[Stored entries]
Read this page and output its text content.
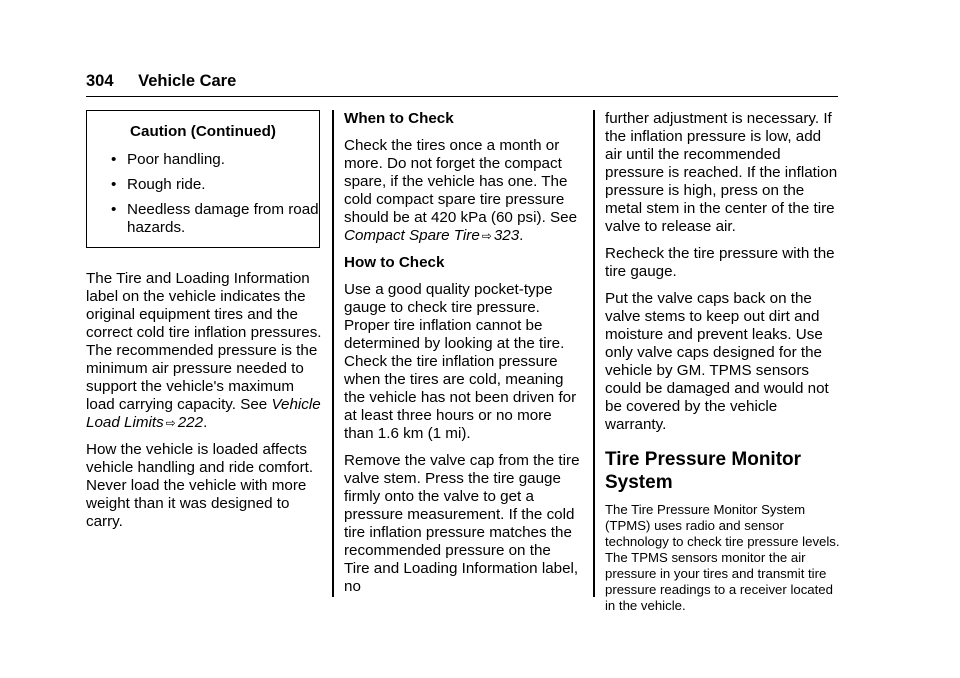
304 Vehicle Care
Caution (Continued)
• Poor handling.
• Rough ride.
• Needless damage from road hazards.

The Tire and Loading Information label on the vehicle indicates the original equipment tires and the correct cold tire inflation pressures. The recommended pressure is the minimum air pressure needed to support the vehicle's maximum load carrying capacity. See Vehicle Load Limits ⇨ 222.

How the vehicle is loaded affects vehicle handling and ride comfort. Never load the vehicle with more weight than it was designed to carry.

When to Check

Check the tires once a month or more. Do not forget the compact spare, if the vehicle has one. The cold compact spare tire pressure should be at 420 kPa (60 psi). See Compact Spare Tire ⇨ 323.

How to Check

Use a good quality pocket-type gauge to check tire pressure. Proper tire inflation cannot be determined by looking at the tire. Check the tire inflation pressure when the tires are cold, meaning the vehicle has not been driven for at least three hours or no more than 1.6 km (1 mi).

Remove the valve cap from the tire valve stem. Press the tire gauge firmly onto the valve to get a pressure measurement. If the cold tire inflation pressure matches the recommended pressure on the Tire and Loading Information label, no

further adjustment is necessary. If the inflation pressure is low, add air until the recommended pressure is reached. If the inflation pressure is high, press on the metal stem in the center of the tire valve to release air.

Recheck the tire pressure with the tire gauge.

Put the valve caps back on the valve stems to keep out dirt and moisture and prevent leaks. Use only valve caps designed for the vehicle by GM. TPMS sensors could be damaged and would not be covered by the vehicle warranty.

Tire Pressure Monitor System

The Tire Pressure Monitor System (TPMS) uses radio and sensor technology to check tire pressure levels. The TPMS sensors monitor the air pressure in your tires and transmit tire pressure readings to a receiver located in the vehicle.
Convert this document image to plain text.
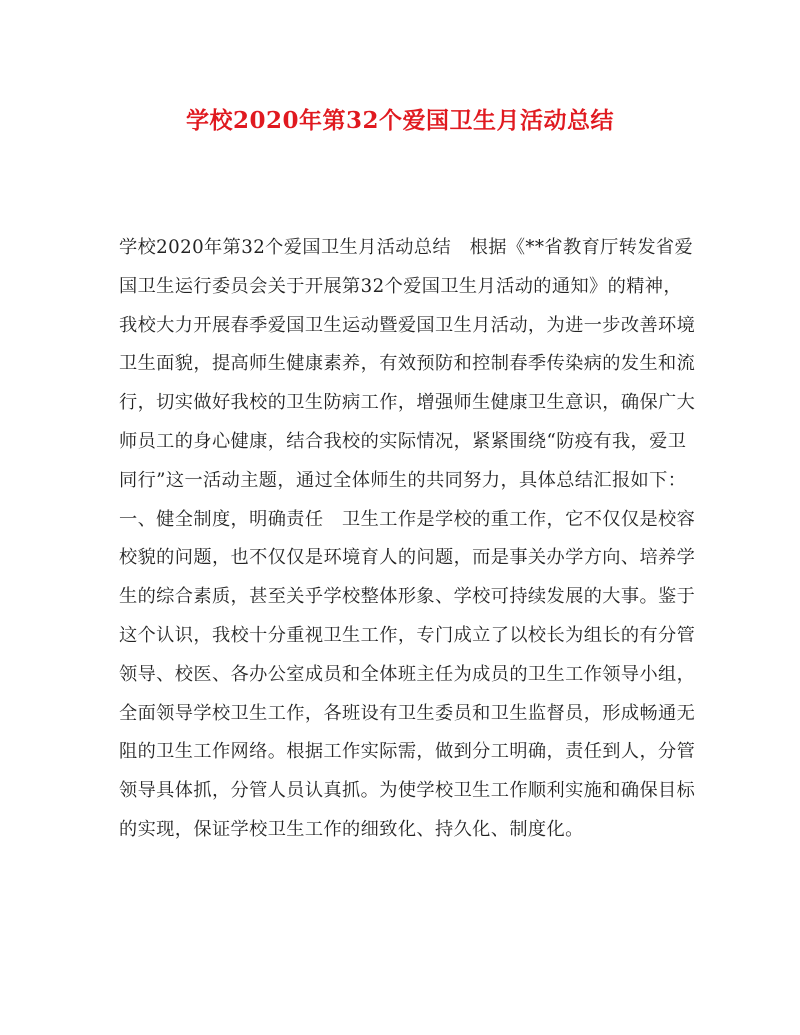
学校2020年第32个爱国卫生月活动总结
学校2020年第32个爱国卫生月活动总结　根据《**省教育厅转发省爱
国卫生运行委员会关于开展第32个爱国卫生月活动的通知》的精神，
我校大力开展春季爱国卫生运动暨爱国卫生月活动，为进一步改善环境
卫生面貌，提高师生健康素养，有效预防和控制春季传染病的发生和流
行，切实做好我校的卫生防病工作，增强师生健康卫生意识，确保广大
师员工的身心健康，结合我校的实际情况，紧紧围绕“防疫有我，爱卫
同行”这一活动主题，通过全体师生的共同努力，具体总结汇报如下：
一、健全制度，明确责任　卫生工作是学校的重工作，它不仅仅是校容
校貌的问题，也不仅仅是环境育人的问题，而是事关办学方向、培养学
生的综合素质，甚至关乎学校整体形象、学校可持续发展的大事。鉴于
这个认识，我校十分重视卫生工作，专门成立了以校长为组长的有分管
领导、校医、各办公室成员和全体班主任为成员的卫生工作领导小组，
全面领导学校卫生工作，各班设有卫生委员和卫生监督员，形成畅通无
阻的卫生工作网络。根据工作实际需，做到分工明确，责任到人，分管
领导具体抓，分管人员认真抓。为使学校卫生工作顺利实施和确保目标
的实现，保证学校卫生工作的细致化、持久化、制度化。
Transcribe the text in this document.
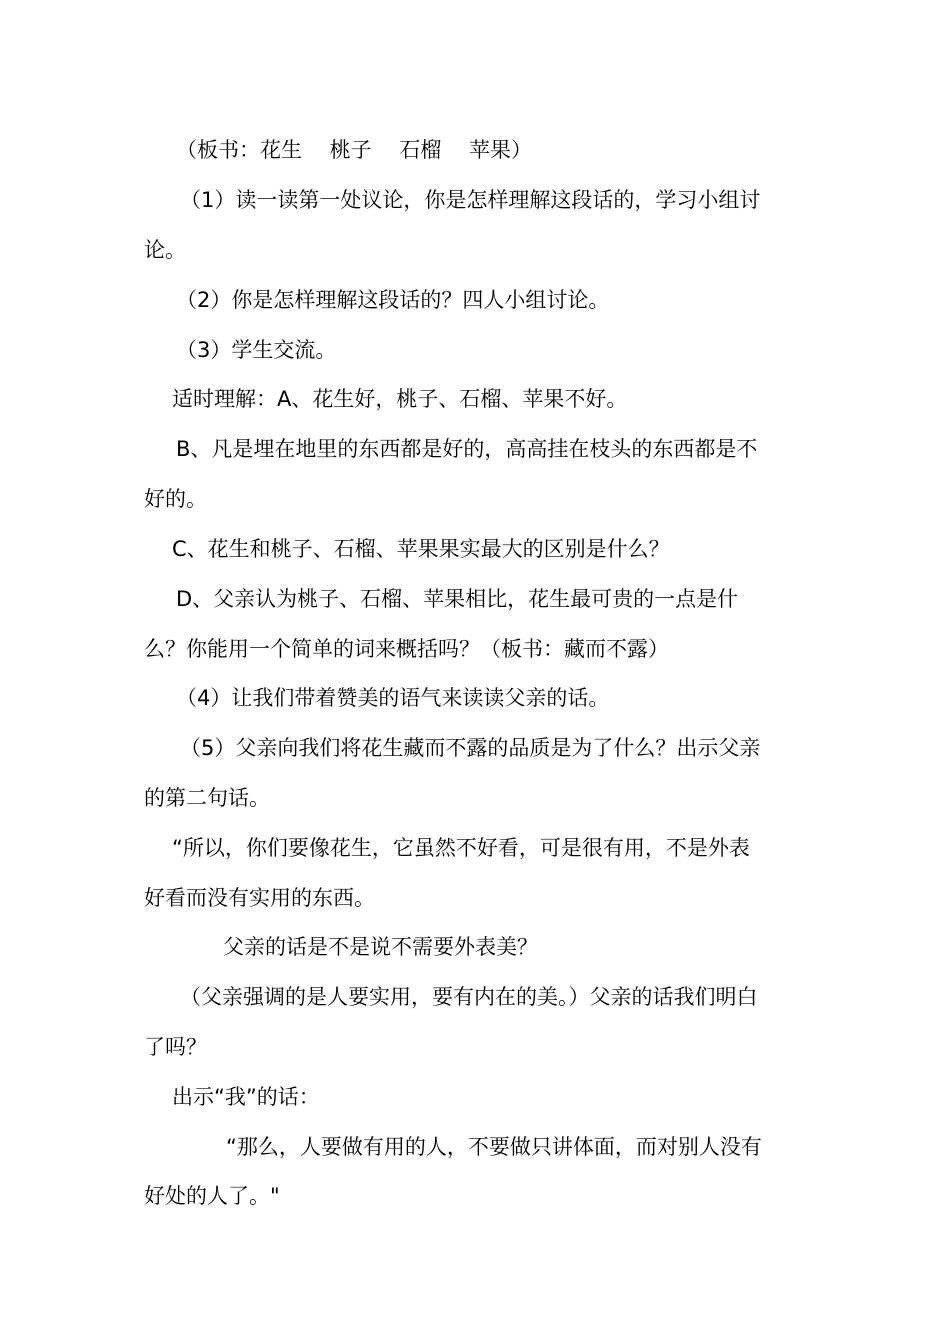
（板书：花生　 桃子　 石榴　 苹果）

（1）读一读第一处议论，你是怎样理解这段话的，学习小组讨

论。

（2）你是怎样理解这段话的？四人小组讨论。

（3）学生交流。

适时理解：A、花生好，桃子、石榴、苹果不好。

B、凡是埋在地里的东西都是好的，高高挂在枝头的东西都是不

好的。

C、花生和桃子、石榴、苹果果实最大的区别是什么？

D、父亲认为桃子、石榴、苹果相比，花生最可贵的一点是什

么？你能用一个简单的词来概括吗？（板书：藏而不露）

（4）让我们带着赞美的语气来读读父亲的话。

（5）父亲向我们将花生藏而不露的品质是为了什么？出示父亲

的第二句话。

“所以，你们要像花生，它虽然不好看，可是很有用，不是外表

好看而没有实用的东西。

父亲的话是不是说不需要外表美？

（父亲强调的是人要实用，要有内在的美。）父亲的话我们明白

了吗？

出示“我”的话：

“那么，人要做有用的人，不要做只讲体面，而对别人没有

好处的人了。"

EXERCISE DIRECTIONS — Extract all lines containing the word "inflation".

FULL SOLUTION —
The Tire and Loading Information label on the vehicle indicates the original equipment tires and the correct cold tire inflation pressures. The recommended pressure is the minimum air pressure needed to support the vehicle's maximum load carrying capacity. See Vehicle Load Limits ⇨ 222.
Use a good quality pocket-type gauge to check tire pressure. Proper tire inflation cannot be determined by looking at the tire. Check the tire inflation pressure when the tires are cold, meaning the vehicle has not been driven for at least three hours or no more than 1.6 km (1 mi).
Remove the valve cap from the tire valve stem. Press the tire gauge firmly onto the valve to get a pressure measurement. If the cold tire inflation pressure matches the recommended pressure on the Tire and Loading Information label, no
further adjustment is necessary. If the inflation pressure is low, add air until the recommended pressure is reached. If the inflation pressure is high, press on the metal stem in the center of the tire valve to release air.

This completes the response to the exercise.